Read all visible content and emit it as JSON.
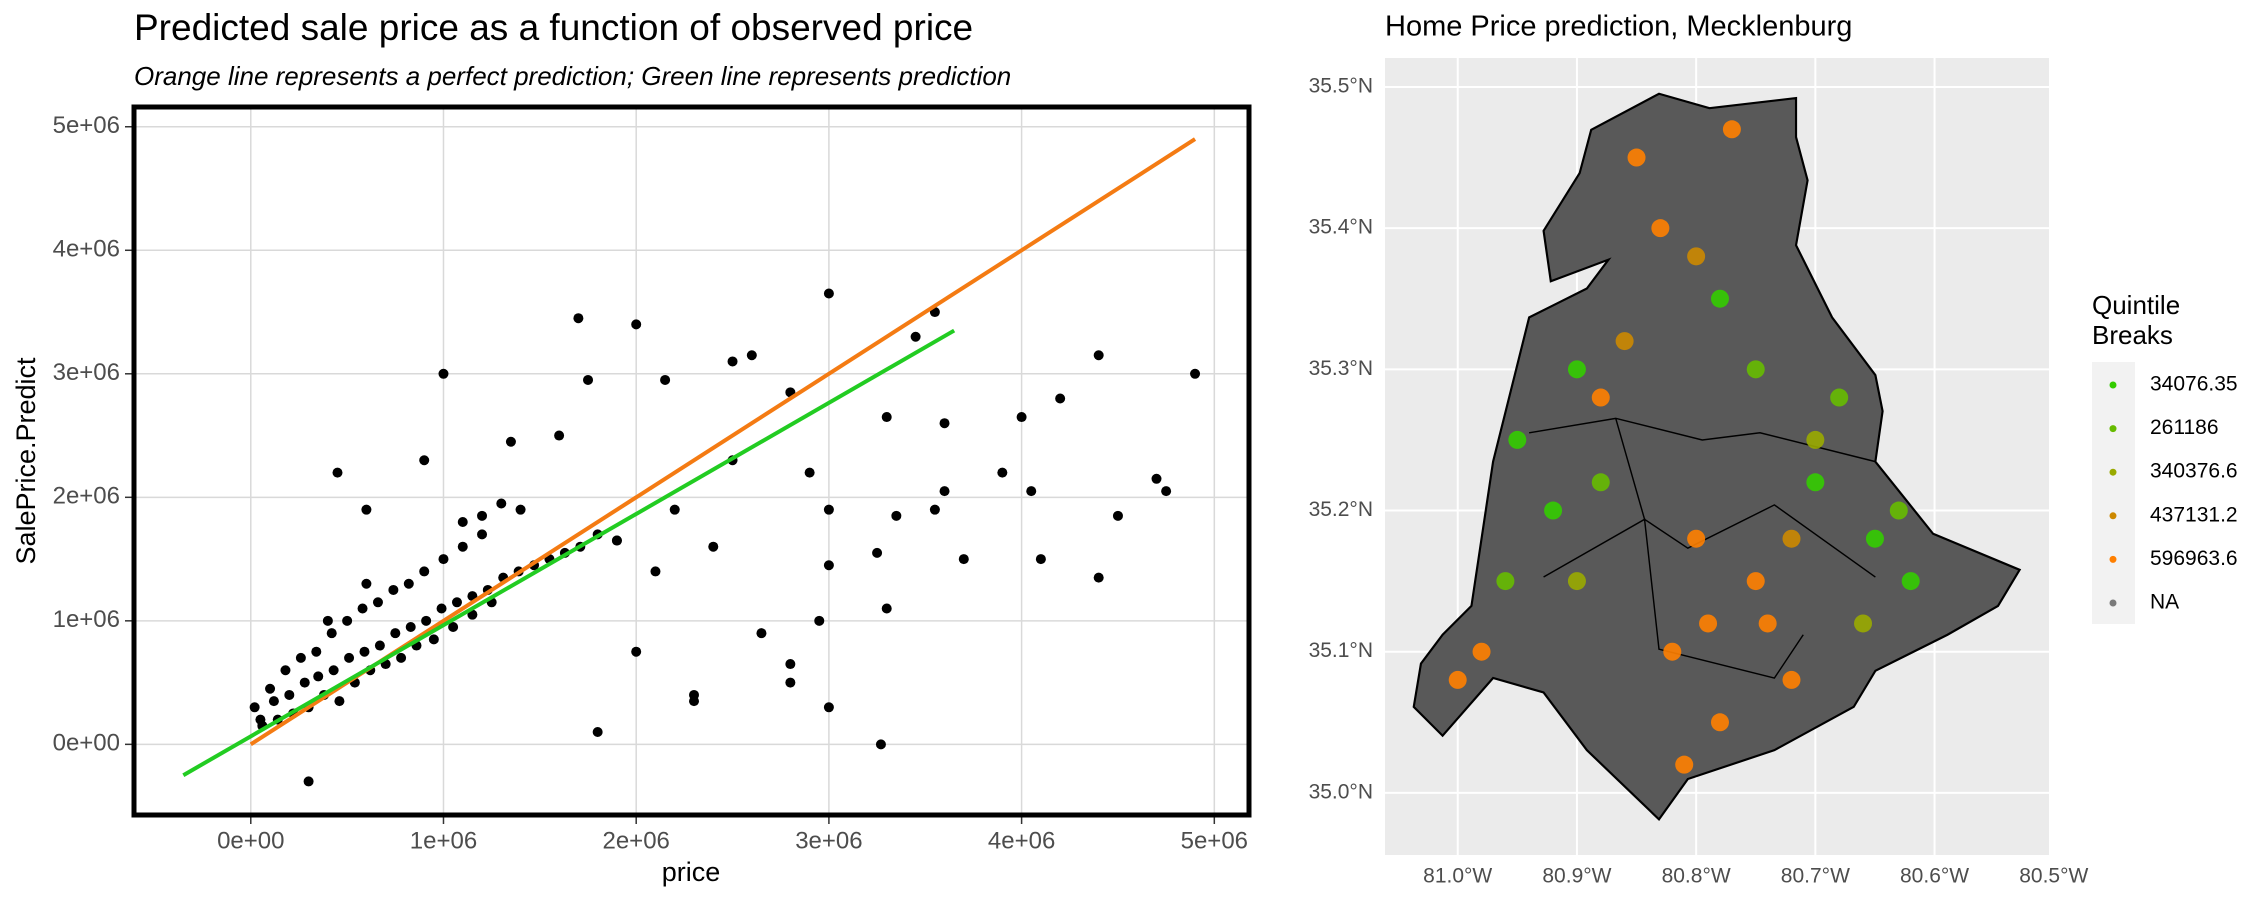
{
  "chart_data": [
    {
      "type": "scatter",
      "title": "Predicted sale price as a function of observed price",
      "subtitle": "Orange line represents a perfect prediction; Green line represents prediction",
      "x_label": "price",
      "y_label": "SalePrice.Predict",
      "xlim": [
        -606000,
        5180000
      ],
      "ylim": [
        -572000,
        5160000
      ],
      "xticks": [
        {
          "value": 0,
          "label": "0e+00"
        },
        {
          "value": 1000000,
          "label": "1e+06"
        },
        {
          "value": 2000000,
          "label": "2e+06"
        },
        {
          "value": 3000000,
          "label": "3e+06"
        },
        {
          "value": 4000000,
          "label": "4e+06"
        },
        {
          "value": 5000000,
          "label": "5e+06"
        }
      ],
      "yticks": [
        {
          "value": 0,
          "label": "0e+00"
        },
        {
          "value": 1000000,
          "label": "1e+06"
        },
        {
          "value": 2000000,
          "label": "2e+06"
        },
        {
          "value": 3000000,
          "label": "3e+06"
        },
        {
          "value": 4000000,
          "label": "4e+06"
        },
        {
          "value": 5000000,
          "label": "5e+06"
        }
      ],
      "grid": true,
      "points": {
        "color": "#000000",
        "x": [
          20000,
          60000,
          100000,
          140000,
          180000,
          220000,
          260000,
          300000,
          340000,
          380000,
          420000,
          460000,
          500000,
          540000,
          580000,
          620000,
          660000,
          700000,
          740000,
          780000,
          820000,
          860000,
          900000,
          950000,
          1000000,
          1050000,
          1100000,
          1150000,
          1200000,
          1250000,
          50000,
          120000,
          200000,
          280000,
          350000,
          430000,
          510000,
          590000,
          670000,
          750000,
          830000,
          910000,
          990000,
          1070000,
          1150000,
          1230000,
          1310000,
          1390000,
          1470000,
          1550000,
          1630000,
          1710000,
          1800000,
          1900000,
          1400000,
          1300000,
          1200000,
          1100000,
          600000,
          400000,
          1700000,
          2000000,
          1000000,
          3000000,
          3550000,
          4900000,
          4400000,
          4200000,
          4000000,
          3600000,
          3300000,
          2800000,
          2600000,
          2500000,
          2150000,
          1750000,
          1350000,
          1600000,
          900000,
          450000,
          600000,
          4750000,
          4500000,
          4050000,
          3900000,
          4100000,
          4400000,
          3700000,
          3550000,
          3350000,
          3250000,
          3000000,
          3000000,
          3000000,
          2800000,
          2800000,
          2650000,
          3300000,
          3270000,
          2950000,
          2300000,
          2300000,
          2000000,
          1800000,
          3600000,
          2900000,
          2500000,
          2200000,
          2400000,
          2100000,
          1900000,
          300000,
          3450000,
          4700000
        ],
        "values": [
          300000,
          150000,
          450000,
          200000,
          600000,
          250000,
          700000,
          300000,
          750000,
          400000,
          900000,
          350000,
          1000000,
          500000,
          1100000,
          600000,
          1150000,
          650000,
          1250000,
          700000,
          1300000,
          800000,
          1400000,
          850000,
          1500000,
          950000,
          1600000,
          1050000,
          1700000,
          1150000,
          200000,
          350000,
          400000,
          500000,
          550000,
          600000,
          700000,
          750000,
          800000,
          900000,
          950000,
          1000000,
          1100000,
          1150000,
          1200000,
          1250000,
          1350000,
          1400000,
          1450000,
          1500000,
          1550000,
          1600000,
          1700000,
          1650000,
          1900000,
          1950000,
          1850000,
          1800000,
          1300000,
          1000000,
          3450000,
          3400000,
          3000000,
          3650000,
          3500000,
          3000000,
          3150000,
          2800000,
          2650000,
          2600000,
          2650000,
          2850000,
          3150000,
          3100000,
          2950000,
          2950000,
          2450000,
          2500000,
          2300000,
          2200000,
          1900000,
          2050000,
          1850000,
          2050000,
          2200000,
          1500000,
          1350000,
          1500000,
          1900000,
          1850000,
          1550000,
          1900000,
          1450000,
          300000,
          650000,
          500000,
          900000,
          1100000,
          0,
          1000000,
          350000,
          400000,
          750000,
          100000,
          2050000,
          2200000,
          2300000,
          1900000,
          1600000,
          1400000,
          1650000,
          -300000,
          3300000,
          2150000
        ]
      },
      "lines": [
        {
          "color": "#f47b13",
          "x": [
            0,
            4900000
          ],
          "values": [
            0,
            4900000
          ]
        },
        {
          "color": "#22cc22",
          "x": [
            -350000,
            3650000
          ],
          "values": [
            -250000,
            3350000
          ]
        }
      ]
    },
    {
      "type": "map",
      "title": "Home Price prediction, Mecklenburg",
      "xlim": [
        -81.061,
        -80.504
      ],
      "ylim": [
        34.956,
        35.5205
      ],
      "xticks": [
        {
          "value": -81.0,
          "label": "81.0°W"
        },
        {
          "value": -80.9,
          "label": "80.9°W"
        },
        {
          "value": -80.8,
          "label": "80.8°W"
        },
        {
          "value": -80.7,
          "label": "80.7°W"
        },
        {
          "value": -80.6,
          "label": "80.6°W"
        },
        {
          "value": -80.5,
          "label": "80.5°W"
        }
      ],
      "yticks": [
        {
          "value": 35.0,
          "label": "35.0°N"
        },
        {
          "value": 35.1,
          "label": "35.1°N"
        },
        {
          "value": 35.2,
          "label": "35.2°N"
        },
        {
          "value": 35.3,
          "label": "35.3°N"
        },
        {
          "value": 35.4,
          "label": "35.4°N"
        },
        {
          "value": 35.5,
          "label": "35.5°N"
        }
      ],
      "grid": true,
      "legend_title": "Quintile Breaks",
      "legend_position": "right",
      "series": [
        {
          "name": "34076.35",
          "color": "#33cc00",
          "x": [
            -80.95,
            -80.9,
            -80.7,
            -80.65,
            -80.92,
            -80.78,
            -80.62
          ],
          "values": [
            35.25,
            35.3,
            35.22,
            35.18,
            35.2,
            35.35,
            35.15
          ]
        },
        {
          "name": "261186",
          "color": "#66bb00",
          "x": [
            -80.68,
            -80.88,
            -80.75,
            -80.63,
            -80.96
          ],
          "values": [
            35.28,
            35.22,
            35.3,
            35.2,
            35.15
          ]
        },
        {
          "name": "340376.6",
          "color": "#99aa00",
          "x": [
            -80.7,
            -80.9,
            -80.66
          ],
          "values": [
            35.25,
            35.15,
            35.12
          ]
        },
        {
          "name": "437131.2",
          "color": "#cc8800",
          "x": [
            -80.86,
            -80.72,
            -80.8
          ],
          "values": [
            35.32,
            35.18,
            35.38
          ]
        },
        {
          "name": "596963.6",
          "color": "#ff7f00",
          "x": [
            -80.82,
            -80.78,
            -80.75,
            -80.8,
            -80.72,
            -80.85,
            -80.77,
            -80.83,
            -80.81,
            -80.79,
            -81.0,
            -80.98,
            -80.74,
            -80.88
          ],
          "values": [
            35.1,
            35.05,
            35.15,
            35.18,
            35.08,
            35.45,
            35.47,
            35.4,
            35.02,
            35.12,
            35.08,
            35.1,
            35.12,
            35.28
          ]
        },
        {
          "name": "NA",
          "color": "#7a7a7a",
          "x": [],
          "values": []
        }
      ]
    }
  ]
}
☆ ☆ ☆ ☆ ☆
Copy out every line of the material above exactly, skipping the pictures.

▸ **FINAL ANSWER**
Read all visible content and emit it as JSON.
{
  "chart_data": [
    {
      "type": "scatter",
      "title": "Predicted sale price as a function of observed price",
      "subtitle": "Orange line represents a perfect prediction; Green line represents prediction",
      "x_label": "price",
      "y_label": "SalePrice.Predict",
      "xlim": [
        -606000,
        5180000
      ],
      "ylim": [
        -572000,
        5160000
      ],
      "xticks": [
        {
          "value": 0,
          "label": "0e+00"
        },
        {
          "value": 1000000,
          "label": "1e+06"
        },
        {
          "value": 2000000,
          "label": "2e+06"
        },
        {
          "value": 3000000,
          "label": "3e+06"
        },
        {
          "value": 4000000,
          "label": "4e+06"
        },
        {
          "value": 5000000,
          "label": "5e+06"
        }
      ],
      "yticks": [
        {
          "value": 0,
          "label": "0e+00"
        },
        {
          "value": 1000000,
          "label": "1e+06"
        },
        {
          "value": 2000000,
          "label": "2e+06"
        },
        {
          "value": 3000000,
          "label": "3e+06"
        },
        {
          "value": 4000000,
          "label": "4e+06"
        },
        {
          "value": 5000000,
          "label": "5e+06"
        }
      ],
      "grid": true,
      "points": {
        "color": "#000000",
        "x": [
          20000,
          60000,
          100000,
          140000,
          180000,
          220000,
          260000,
          300000,
          340000,
          380000,
          420000,
          460000,
          500000,
          540000,
          580000,
          620000,
          660000,
          700000,
          740000,
          780000,
          820000,
          860000,
          900000,
          950000,
          1000000,
          1050000,
          1100000,
          1150000,
          1200000,
          1250000,
          50000,
          120000,
          200000,
          280000,
          350000,
          430000,
          510000,
          590000,
          670000,
          750000,
          830000,
          910000,
          990000,
          1070000,
          1150000,
          1230000,
          1310000,
          1390000,
          1470000,
          1550000,
          1630000,
          1710000,
          1800000,
          1900000,
          1400000,
          1300000,
          1200000,
          1100000,
          600000,
          400000,
          1700000,
          2000000,
          1000000,
          3000000,
          3550000,
          4900000,
          4400000,
          4200000,
          4000000,
          3600000,
          3300000,
          2800000,
          2600000,
          2500000,
          2150000,
          1750000,
          1350000,
          1600000,
          900000,
          450000,
          600000,
          4750000,
          4500000,
          4050000,
          3900000,
          4100000,
          4400000,
          3700000,
          3550000,
          3350000,
          3250000,
          3000000,
          3000000,
          3000000,
          2800000,
          2800000,
          2650000,
          3300000,
          3270000,
          2950000,
          2300000,
          2300000,
          2000000,
          1800000,
          3600000,
          2900000,
          2500000,
          2200000,
          2400000,
          2100000,
          1900000,
          300000,
          3450000,
          4700000
        ],
        "values": [
          300000,
          150000,
          450000,
          200000,
          600000,
          250000,
          700000,
          300000,
          750000,
          400000,
          900000,
          350000,
          1000000,
          500000,
          1100000,
          600000,
          1150000,
          650000,
          1250000,
          700000,
          1300000,
          800000,
          1400000,
          850000,
          1500000,
          950000,
          1600000,
          1050000,
          1700000,
          1150000,
          200000,
          350000,
          400000,
          500000,
          550000,
          600000,
          700000,
          750000,
          800000,
          900000,
          950000,
          1000000,
          1100000,
          1150000,
          1200000,
          1250000,
          1350000,
          1400000,
          1450000,
          1500000,
          1550000,
          1600000,
          1700000,
          1650000,
          1900000,
          1950000,
          1850000,
          1800000,
          1300000,
          1000000,
          3450000,
          3400000,
          3000000,
          3650000,
          3500000,
          3000000,
          3150000,
          2800000,
          2650000,
          2600000,
          2650000,
          2850000,
          3150000,
          3100000,
          2950000,
          2950000,
          2450000,
          2500000,
          2300000,
          2200000,
          1900000,
          2050000,
          1850000,
          2050000,
          2200000,
          1500000,
          1350000,
          1500000,
          1900000,
          1850000,
          1550000,
          1900000,
          1450000,
          300000,
          650000,
          500000,
          900000,
          1100000,
          0,
          1000000,
          350000,
          400000,
          750000,
          100000,
          2050000,
          2200000,
          2300000,
          1900000,
          1600000,
          1400000,
          1650000,
          -300000,
          3300000,
          2150000
        ]
      },
      "lines": [
        {
          "color": "#f47b13",
          "x": [
            0,
            4900000
          ],
          "values": [
            0,
            4900000
          ]
        },
        {
          "color": "#22cc22",
          "x": [
            -350000,
            3650000
          ],
          "values": [
            -250000,
            3350000
          ]
        }
      ]
    },
    {
      "type": "map",
      "title": "Home Price prediction, Mecklenburg",
      "xlim": [
        -81.061,
        -80.504
      ],
      "ylim": [
        34.956,
        35.5205
      ],
      "xticks": [
        {
          "value": -81.0,
          "label": "81.0°W"
        },
        {
          "value": -80.9,
          "label": "80.9°W"
        },
        {
          "value": -80.8,
          "label": "80.8°W"
        },
        {
          "value": -80.7,
          "label": "80.7°W"
        },
        {
          "value": -80.6,
          "label": "80.6°W"
        },
        {
          "value": -80.5,
          "label": "80.5°W"
        }
      ],
      "yticks": [
        {
          "value": 35.0,
          "label": "35.0°N"
        },
        {
          "value": 35.1,
          "label": "35.1°N"
        },
        {
          "value": 35.2,
          "label": "35.2°N"
        },
        {
          "value": 35.3,
          "label": "35.3°N"
        },
        {
          "value": 35.4,
          "label": "35.4°N"
        },
        {
          "value": 35.5,
          "label": "35.5°N"
        }
      ],
      "grid": true,
      "legend_title": "Quintile Breaks",
      "legend_position": "right",
      "series": [
        {
          "name": "34076.35",
          "color": "#33cc00",
          "x": [
            -80.95,
            -80.9,
            -80.7,
            -80.65,
            -80.92,
            -80.78,
            -80.62
          ],
          "values": [
            35.25,
            35.3,
            35.22,
            35.18,
            35.2,
            35.35,
            35.15
          ]
        },
        {
          "name": "261186",
          "color": "#66bb00",
          "x": [
            -80.68,
            -80.88,
            -80.75,
            -80.63,
            -80.96
          ],
          "values": [
            35.28,
            35.22,
            35.3,
            35.2,
            35.15
          ]
        },
        {
          "name": "340376.6",
          "color": "#99aa00",
          "x": [
            -80.7,
            -80.9,
            -80.66
          ],
          "values": [
            35.25,
            35.15,
            35.12
          ]
        },
        {
          "name": "437131.2",
          "color": "#cc8800",
          "x": [
            -80.86,
            -80.72,
            -80.8
          ],
          "values": [
            35.32,
            35.18,
            35.38
          ]
        },
        {
          "name": "596963.6",
          "color": "#ff7f00",
          "x": [
            -80.82,
            -80.78,
            -80.75,
            -80.8,
            -80.72,
            -80.85,
            -80.77,
            -80.83,
            -80.81,
            -80.79,
            -81.0,
            -80.98,
            -80.74,
            -80.88
          ],
          "values": [
            35.1,
            35.05,
            35.15,
            35.18,
            35.08,
            35.45,
            35.47,
            35.4,
            35.02,
            35.12,
            35.08,
            35.1,
            35.12,
            35.28
          ]
        },
        {
          "name": "NA",
          "color": "#7a7a7a",
          "x": [],
          "values": []
        }
      ]
    }
  ]
}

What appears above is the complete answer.